Task to complete -> Rewrite the lines of this listing as a JSON list of strings, with one string per line and blank lines omitted. Leave the pictures out of the answer.

Extracted material ->
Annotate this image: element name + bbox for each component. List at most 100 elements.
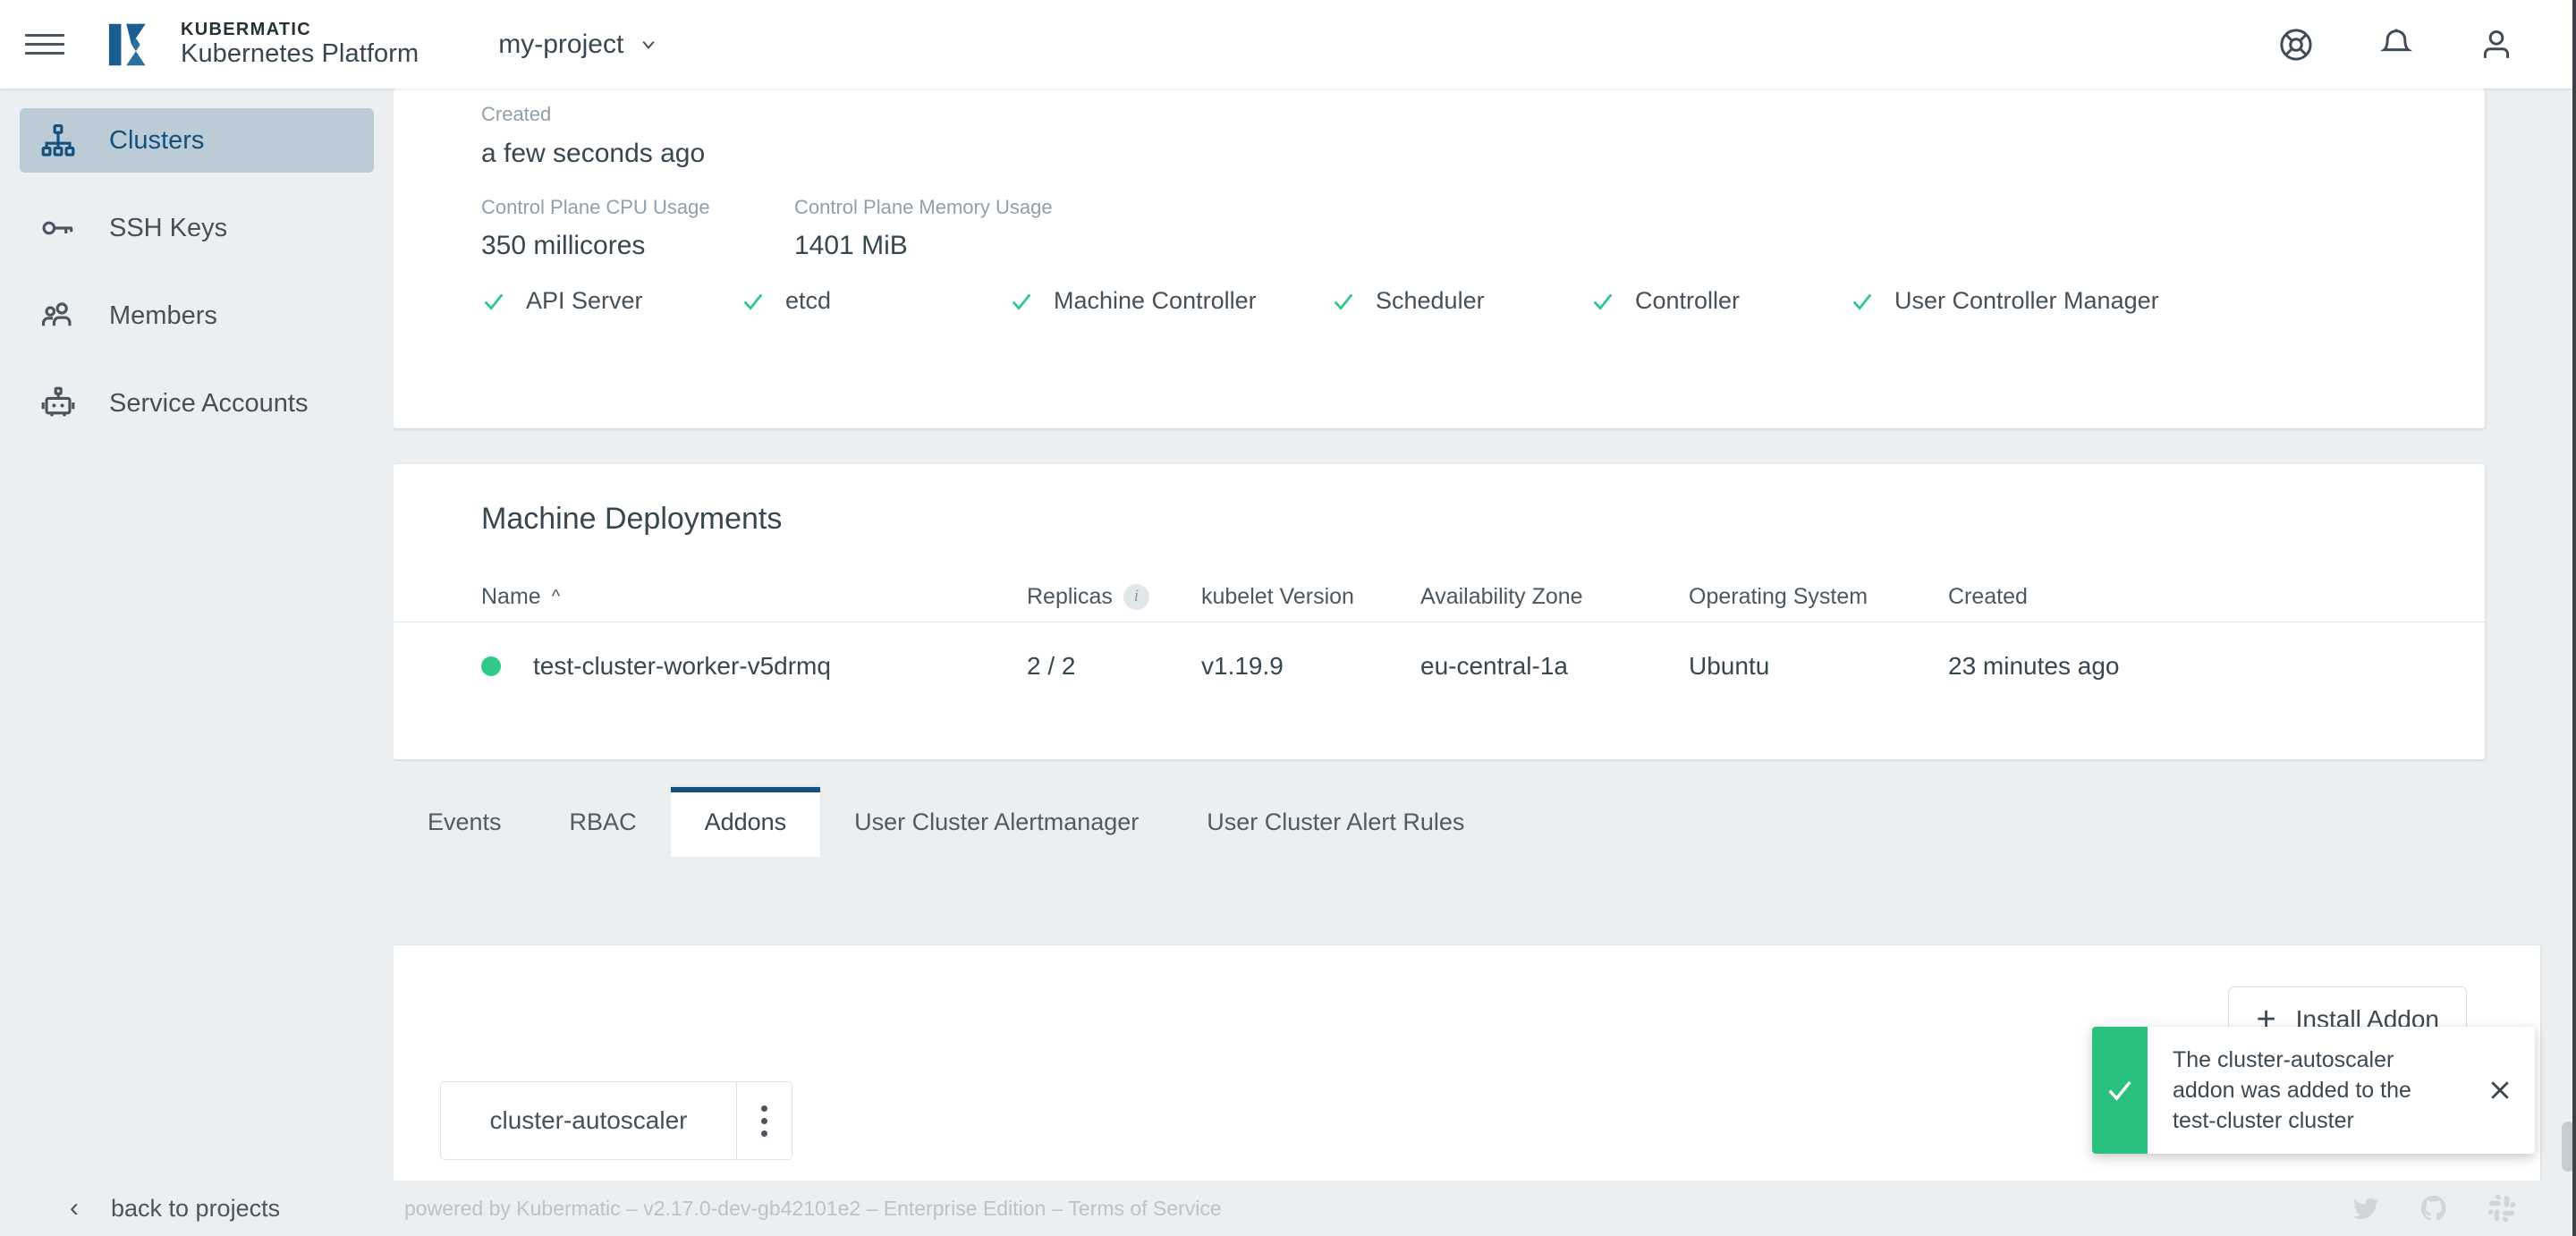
top-bar: KUBERMATIC Kubernetes Platform my-projec…	[0, 0, 2576, 89]
column-header-name[interactable]: Name ^	[481, 584, 1027, 610]
cell-operating-system: Ubuntu	[1689, 652, 1948, 681]
health-item-label: etcd	[785, 287, 831, 315]
twitter-icon[interactable]	[2351, 1193, 2381, 1223]
column-label: Name	[481, 584, 541, 610]
cell-name: test-cluster-worker-v5drmq	[481, 652, 1027, 681]
sidebar-item-members[interactable]: Members	[20, 284, 374, 348]
chevron-left-icon: ‹	[70, 1193, 79, 1223]
machine-deployments-table-header: Name ^ Replicas i kubelet Version Availa…	[481, 571, 2449, 622]
check-icon	[1850, 289, 1875, 314]
tab-label: Events	[428, 808, 502, 836]
health-item-label: API Server	[526, 287, 643, 315]
machine-deployments-card: Machine Deployments Name ^ Replicas i ku…	[394, 464, 2485, 759]
cluster-health-row: API Server etcd Machine Controller Sched…	[481, 287, 2404, 315]
created-value: a few seconds ago	[481, 139, 705, 169]
cluster-summary-card: Created a few seconds ago Control Plane …	[394, 89, 2485, 428]
cpu-usage-label: Control Plane CPU Usage	[481, 196, 794, 219]
table-row[interactable]: test-cluster-worker-v5drmq 2 / 2 v1.19.9…	[481, 622, 2449, 711]
cell-replicas: 2 / 2	[1027, 652, 1201, 681]
column-label: Replicas	[1027, 584, 1113, 610]
check-icon	[1009, 289, 1034, 314]
tab-addons[interactable]: Addons	[671, 787, 821, 857]
tab-events[interactable]: Events	[394, 787, 536, 857]
back-to-projects-label: back to projects	[111, 1195, 280, 1223]
health-item-label: Machine Controller	[1054, 287, 1257, 315]
health-item-user-controller-manager: User Controller Manager	[1850, 287, 2159, 315]
footer: ‹ back to projects powered by Kubermatic…	[0, 1181, 2576, 1236]
cell-kubelet-version: v1.19.9	[1201, 652, 1420, 681]
chevron-down-icon	[640, 36, 657, 54]
window-edge	[2572, 0, 2576, 1236]
content-inner: Created a few seconds ago Control Plane …	[394, 89, 2540, 759]
tab-label: RBAC	[570, 808, 637, 836]
brand: KUBERMATIC Kubernetes Platform	[106, 17, 419, 72]
kubermatic-logo-icon	[106, 17, 161, 72]
sidebar-item-clusters[interactable]: Clusters	[20, 108, 374, 173]
sidebar-item-ssh-keys[interactable]: SSH Keys	[20, 196, 374, 260]
health-item-machine-controller: Machine Controller	[1009, 287, 1331, 315]
control-plane-metrics: Control Plane CPU Usage 350 millicores C…	[481, 196, 1107, 261]
column-header-kubelet-version: kubelet Version	[1201, 584, 1420, 610]
cell-created: 23 minutes ago	[1948, 652, 2216, 681]
cluster-hierarchy-icon	[39, 122, 77, 159]
check-icon	[2105, 1075, 2135, 1105]
tab-user-cluster-alert-rules[interactable]: User Cluster Alert Rules	[1173, 787, 1498, 857]
column-header-operating-system: Operating System	[1689, 584, 1948, 610]
tab-user-cluster-alertmanager[interactable]: User Cluster Alertmanager	[820, 787, 1173, 857]
app-root: KUBERMATIC Kubernetes Platform my-projec…	[0, 0, 2576, 1236]
sidebar-item-label: Service Accounts	[109, 389, 308, 419]
robot-icon	[39, 385, 77, 422]
toast-close-button[interactable]	[2465, 1027, 2535, 1154]
tab-rbac[interactable]: RBAC	[536, 787, 671, 857]
health-item-label: User Controller Manager	[1894, 287, 2159, 315]
toast-notification: The cluster-autoscaler addon was added t…	[2092, 1027, 2535, 1154]
memory-usage-value: 1401 MiB	[794, 231, 1107, 261]
check-icon	[1331, 289, 1356, 314]
back-to-projects-button[interactable]: ‹ back to projects	[70, 1193, 280, 1223]
column-header-created: Created	[1948, 584, 2216, 610]
brand-title-top: KUBERMATIC	[181, 20, 419, 39]
sidebar-item-label: Clusters	[109, 126, 204, 156]
cpu-usage-metric: Control Plane CPU Usage 350 millicores	[481, 196, 794, 261]
health-item-label: Controller	[1635, 287, 1740, 315]
bell-icon[interactable]	[2377, 26, 2415, 63]
cluster-detail-tabs: Events RBAC Addons User Cluster Alertman…	[394, 787, 2540, 857]
footer-social-links	[2351, 1193, 2517, 1223]
tab-label: User Cluster Alert Rules	[1207, 808, 1464, 836]
project-selector[interactable]: my-project	[495, 21, 661, 69]
toast-message: The cluster-autoscaler addon was added t…	[2148, 1027, 2465, 1154]
created-field: Created a few seconds ago	[481, 103, 705, 169]
check-icon	[1590, 289, 1615, 314]
health-item-etcd: etcd	[741, 287, 1009, 315]
sidebar: Clusters SSH Keys Members	[0, 89, 394, 1236]
memory-usage-label: Control Plane Memory Usage	[794, 196, 1107, 219]
health-item-scheduler: Scheduler	[1331, 287, 1590, 315]
machine-deployments-title: Machine Deployments	[481, 502, 782, 537]
health-item-controller: Controller	[1590, 287, 1850, 315]
top-bar-actions	[2277, 26, 2515, 63]
addon-name[interactable]: cluster-autoscaler	[441, 1082, 736, 1159]
slack-icon[interactable]	[2487, 1193, 2517, 1223]
sidebar-item-label: Members	[109, 301, 217, 331]
people-icon	[39, 297, 77, 334]
sidebar-item-service-accounts[interactable]: Service Accounts	[20, 371, 374, 436]
machine-deployment-name: test-cluster-worker-v5drmq	[533, 652, 831, 681]
footer-powered-by[interactable]: powered by Kubermatic – v2.17.0-dev-gb42…	[404, 1197, 1222, 1221]
created-label: Created	[481, 103, 705, 126]
kebab-menu-icon[interactable]	[736, 1082, 792, 1159]
tab-label: Addons	[705, 808, 787, 836]
sidebar-item-label: SSH Keys	[109, 214, 227, 243]
sort-ascending-icon: ^	[552, 587, 560, 607]
help-lifebuoy-icon[interactable]	[2277, 26, 2315, 63]
check-icon	[481, 289, 506, 314]
memory-usage-metric: Control Plane Memory Usage 1401 MiB	[794, 196, 1107, 261]
addon-chip: cluster-autoscaler	[440, 1081, 792, 1160]
person-icon[interactable]	[2478, 26, 2515, 63]
hamburger-icon[interactable]	[25, 25, 64, 64]
key-icon	[39, 209, 77, 247]
info-icon[interactable]: i	[1123, 584, 1149, 610]
close-icon	[2487, 1077, 2513, 1104]
github-icon[interactable]	[2419, 1193, 2449, 1223]
tab-label: User Cluster Alertmanager	[854, 808, 1139, 836]
project-selector-label: my-project	[498, 30, 623, 60]
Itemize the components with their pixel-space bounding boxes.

Exercise result ->
[
  "Annotate this image: element name + bbox for each component. List at most 100 elements.",
  "top-bar: KUBERMATIC Kubernetes Platform my-projec…\t[0, 0, 2576, 89]",
  "column-header-name[interactable]: Name ^\t[481, 584, 1027, 610]",
  "cell-operating-system: Ubuntu\t[1689, 652, 1948, 681]",
  "health-item-label: etcd\t[785, 287, 831, 315]",
  "twitter-icon[interactable]\t[2351, 1193, 2381, 1223]",
  "column-label: Name\t[481, 584, 541, 610]",
  "cell-name: test-cluster-worker-v5drmq\t[481, 652, 1027, 681]",
  "sidebar-item-members[interactable]: Members\t[20, 284, 374, 348]",
  "chevron-left-icon: ‹\t[70, 1193, 79, 1223]",
  "machine-deployments-table-header: Name ^ Replicas i kubelet Version Availa…\t[481, 571, 2449, 622]",
  "check-icon\t[1850, 289, 1875, 314]",
  "tab-label: Events\t[428, 808, 502, 836]",
  "health-item-label: API Server\t[526, 287, 643, 315]",
  "machine-deployments-card: Machine Deployments Name ^ Replicas i ku…\t[394, 464, 2485, 759]",
  "cluster-health-row: API Server etcd Machine Controller Sched…\t[481, 287, 2404, 315]",
  "created-value: a few seconds ago\t[481, 139, 705, 169]",
  "cluster-summary-card: Created a few seconds ago Control Plane …\t[394, 89, 2485, 428]",
  "cpu-usage-label: Control Plane CPU Usage\t[481, 196, 794, 219]",
  "table-row[interactable]: test-cluster-worker-v5drmq 2 / 2 v1.19.9…\t[481, 622, 2449, 711]",
  "cell-replicas: 2 / 2\t[1027, 652, 1201, 681]",
  "column-label: Replicas\t[1027, 584, 1113, 610]",
  "check-icon\t[1009, 289, 1034, 314]",
  "tab-addons[interactable]: Addons\t[671, 787, 821, 857]",
  "tab-events[interactable]: Events\t[394, 787, 536, 857]",
  "back-to-projects-label: back to projects\t[111, 1195, 280, 1223]",
  "health-item-label: Machine Controller\t[1054, 287, 1257, 315]",
  "health-item-user-controller-manager: User Controller Manager\t[1850, 287, 2159, 315]",
  "footer: ‹ back to projects powered by Kubermatic…\t[0, 1181, 2576, 1236]",
  "cell-kubelet-version: v1.19.9\t[1201, 652, 1420, 681]",
  "chevron-down-icon\t[640, 36, 657, 54]",
  "window-edge\t[2572, 0, 2576, 1236]",
  "content-inner: Created a few seconds ago Control Plane …\t[394, 89, 2540, 759]",
  "tab-label: RBAC\t[570, 808, 637, 836]",
  "brand: KUBERMATIC Kubernetes Platform\t[106, 17, 419, 72]",
  "kubermatic-logo-icon\t[106, 17, 161, 72]",
  "sidebar-item-clusters[interactable]: Clusters\t[20, 108, 374, 173]",
  "sidebar-item-ssh-keys[interactable]: SSH Keys\t[20, 196, 374, 260]",
  "health-item-machine-controller: Machine Controller\t[1009, 287, 1331, 315]",
  "control-plane-metrics: Control Plane CPU Usage 350 millicores C…\t[481, 196, 1107, 261]",
  "column-header-kubelet-version: kubelet Version\t[1201, 584, 1420, 610]",
  "cell-created: 23 minutes ago\t[1948, 652, 2216, 681]",
  "cluster-hierarchy-icon\t[39, 122, 77, 159]",
  "check-icon\t[2105, 1075, 2135, 1105]",
  "tab-user-cluster-alert-rules[interactable]: User Cluster Alert Rules\t[1173, 787, 1498, 857]",
  "column-header-operating-system: Operating System\t[1689, 584, 1948, 610]",
  "tab-user-cluster-alertmanager[interactable]: User Cluster Alertmanager\t[820, 787, 1173, 857]",
  "app-root: KUBERMATIC Kubernetes Platform my-projec…\t[0, 0, 2576, 1236]",
  "sidebar-item-label: Service Accounts\t[109, 389, 308, 419]",
  "robot-icon\t[39, 385, 77, 422]",
  "toast-close-button[interactable]\t[2465, 1027, 2535, 1154]",
  "tab-rbac[interactable]: RBAC\t[536, 787, 671, 857]",
  "health-item-label: User Controller Manager\t[1894, 287, 2159, 315]",
  "toast-notification: The cluster-autoscaler addon was added t…\t[2092, 1027, 2535, 1154]",
  "memory-usage-value: 1401 MiB\t[794, 231, 1107, 261]",
  "check-icon\t[1331, 289, 1356, 314]",
  "back-to-projects-button[interactable]: ‹ back to projects\t[70, 1193, 280, 1223]",
  "column-header-created: Created\t[1948, 584, 2216, 610]",
  "brand-title-top: KUBERMATIC\t[181, 20, 419, 39]",
  "sidebar-item-label: Clusters\t[109, 126, 204, 156]",
  "cpu-usage-metric: Control Plane CPU Usage 350 millicores\t[481, 196, 794, 261]",
  "health-item-label: Controller\t[1635, 287, 1740, 315]",
  "bell-icon[interactable]\t[2377, 26, 2415, 63]",
  "cluster-detail-tabs: Events RBAC Addons User Cluster Alertman…\t[394, 787, 2540, 857]",
  "footer-social-links\t[2351, 1193, 2517, 1223]",
  "tab-label: User Cluster Alert Rules\t[1207, 808, 1464, 836]",
  "project-selector[interactable]: my-project\t[495, 21, 661, 69]",
  "toast-message: The cluster-autoscaler addon was added t…\t[2148, 1027, 2465, 1154]",
  "created-field: Created a few seconds ago\t[481, 103, 705, 169]",
  "check-icon\t[1590, 289, 1615, 314]",
  "health-item-etcd: etcd\t[741, 287, 1009, 315]",
  "sidebar: Clusters SSH Keys Members\t[0, 89, 394, 1236]",
  "memory-usage-label: Control Plane Memory Usage\t[794, 196, 1107, 219]",
  "health-item-scheduler: Scheduler\t[1331, 287, 1590, 315]",
  "machine-deployments-title: Machine Deployments\t[481, 502, 782, 537]",
  "health-item-controller: Controller\t[1590, 287, 1850, 315]",
  "top-bar-actions\t[2277, 26, 2515, 63]",
  "addon-name[interactable]: cluster-autoscaler\t[441, 1082, 736, 1159]",
  "slack-icon[interactable]\t[2487, 1193, 2517, 1223]",
  "sidebar-item-label: Members\t[109, 301, 217, 331]",
  "people-icon\t[39, 297, 77, 334]",
  "sidebar-item-service-accounts[interactable]: Service Accounts\t[20, 371, 374, 436]",
  "machine-deployment-name: test-cluster-worker-v5drmq\t[533, 652, 831, 681]",
  "footer-powered-by[interactable]: powered by Kubermatic – v2.17.0-dev-gb42…\t[404, 1197, 1222, 1221]",
  "created-label: Created\t[481, 103, 705, 126]",
  "kebab-menu-icon[interactable]\t[736, 1082, 792, 1159]",
  "tab-label: Addons\t[705, 808, 787, 836]",
  "sidebar-item-label: SSH Keys\t[109, 214, 227, 243]",
  "sort-ascending-icon: ^\t[552, 587, 560, 607]",
  "help-lifebuoy-icon[interactable]\t[2277, 26, 2315, 63]",
  "check-icon\t[481, 289, 506, 314]",
  "memory-usage-metric: Control Plane Memory Usage 1401 MiB\t[794, 196, 1107, 261]",
  "addon-chip: cluster-autoscaler\t[440, 1081, 792, 1160]",
  "person-icon[interactable]\t[2478, 26, 2515, 63]",
  "hamburger-icon[interactable]\t[25, 25, 64, 64]",
  "key-icon\t[39, 209, 77, 247]",
  "info-icon[interactable]: i\t[1123, 584, 1149, 610]",
  "close-icon\t[2487, 1077, 2513, 1104]",
  "github-icon[interactable]\t[2419, 1193, 2449, 1223]",
  "tab-label: User Cluster Alertmanager\t[854, 808, 1139, 836]",
  "project-selector-label: my-project\t[498, 30, 623, 60]",
  "Itemize the components with their pixel-space bounding boxes."
]